→ **Work to do**:
Find the string "ďalšie" in the records. Copy every line it appears in.

+++ Listed records

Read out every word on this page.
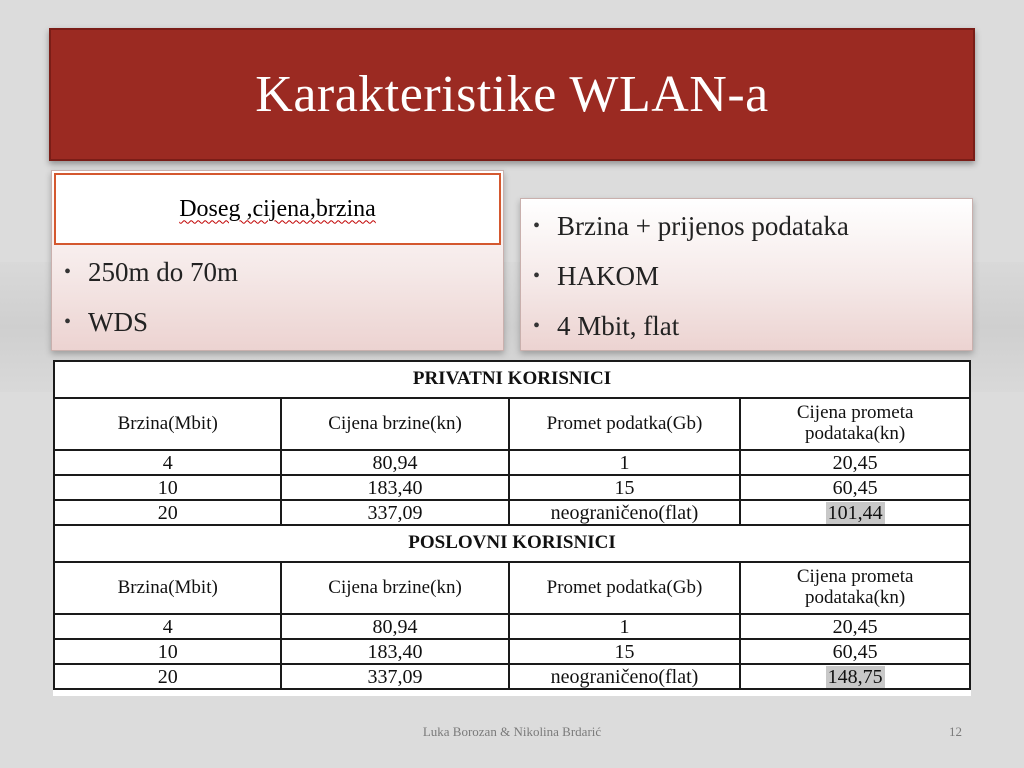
Karakteristike WLAN-a
Doseg ,cijena,brzina
• 250m do 70m
• WDS
• Brzina + prijenos podataka
• HAKOM
• 4 Mbit, flat
PRIVATNI KORISNICI			
Brzina(Mbit)	Cijena brzine(kn)	Promet podatka(Gb)	Cijena prometa podataka(kn)
4	80,94	1	20,45
10	183,40	15	60,45
20	337,09	neograničeno(flat)	101,44
POSLOVNI KORISNICI			
Brzina(Mbit)	Cijena brzine(kn)	Promet podatka(Gb)	Cijena prometa podataka(kn)
4	80,94	1	20,45
10	183,40	15	60,45
20	337,09	neograničeno(flat)	148,75
Luka Borozan & Nikolina Brdarić	12
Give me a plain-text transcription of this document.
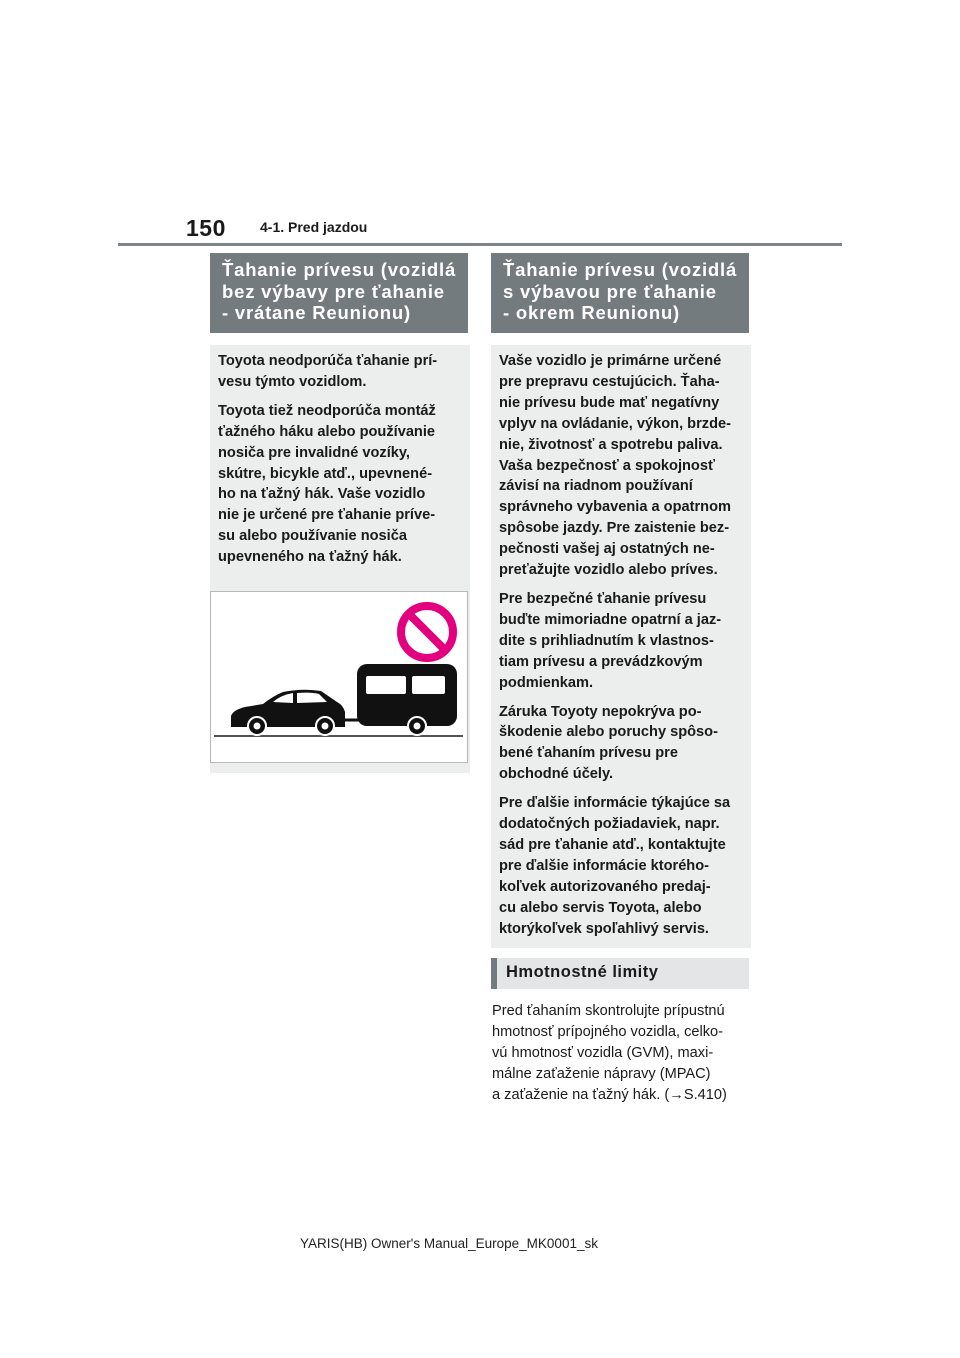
150 4-1. Pred jazdou
Ťahanie prívesu (vozidlá
bez výbavy pre ťahanie
- vrátane Reunionu)
Toyota neodporúča ťahanie prí-
vesu týmto vozidlom.
Toyota tiež neodporúča montáž
ťažného háku alebo používanie
nosiča pre invalidné vozíky,
skútre, bicykle atď., upevnené-
ho na ťažný hák. Vaše vozidlo
nie je určené pre ťahanie príve-
su alebo používanie nosiča
upevneného na ťažný hák.
Ťahanie prívesu (vozidlá
s výbavou pre ťahanie
- okrem Reunionu)
Vaše vozidlo je primárne určené
pre prepravu cestujúcich. Ťaha-
nie prívesu bude mať negatívny
vplyv na ovládanie, výkon, brzde-
nie, životnosť a spotrebu paliva.
Vaša bezpečnosť a spokojnosť
závisí na riadnom používaní
správneho vybavenia a opatrnom
spôsobe jazdy. Pre zaistenie bez-
pečnosti vašej aj ostatných ne-
preťažujte vozidlo alebo príves.
Pre bezpečné ťahanie prívesu
buďte mimoriadne opatrní a jaz-
dite s prihliadnutím k vlastnos-
tiam prívesu a prevádzkovým
podmienkam.
Záruka Toyoty nepokrýva po-
škodenie alebo poruchy spôso-
bené ťahaním prívesu pre
obchodné účely.
Pre ďalšie informácie týkajúce sa
dodatočných požiadaviek, napr.
sád pre ťahanie atď., kontaktujte
pre ďalšie informácie ktoréhо-
koľvek autorizovaného predaj-
cu alebo servis Toyota, alebo
ktorýkoľvek spoľahlivý servis.
Hmotnostné limity
Pred ťahaním skontrolujte prípustnú
hmotnosť prípojného vozidla, celko-
vú hmotnosť vozidla (GVM), maxi-
málne zaťaženie nápravy (MPAC)
a zaťaženie na ťažný hák. (→S.410)
YARIS(HB) Owner's Manual_Europe_MK0001_sk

++++++

→ **Expected output**:
Pre ďalšie informácie týkajúce sa
pre ďalšie informácie ktoréhо-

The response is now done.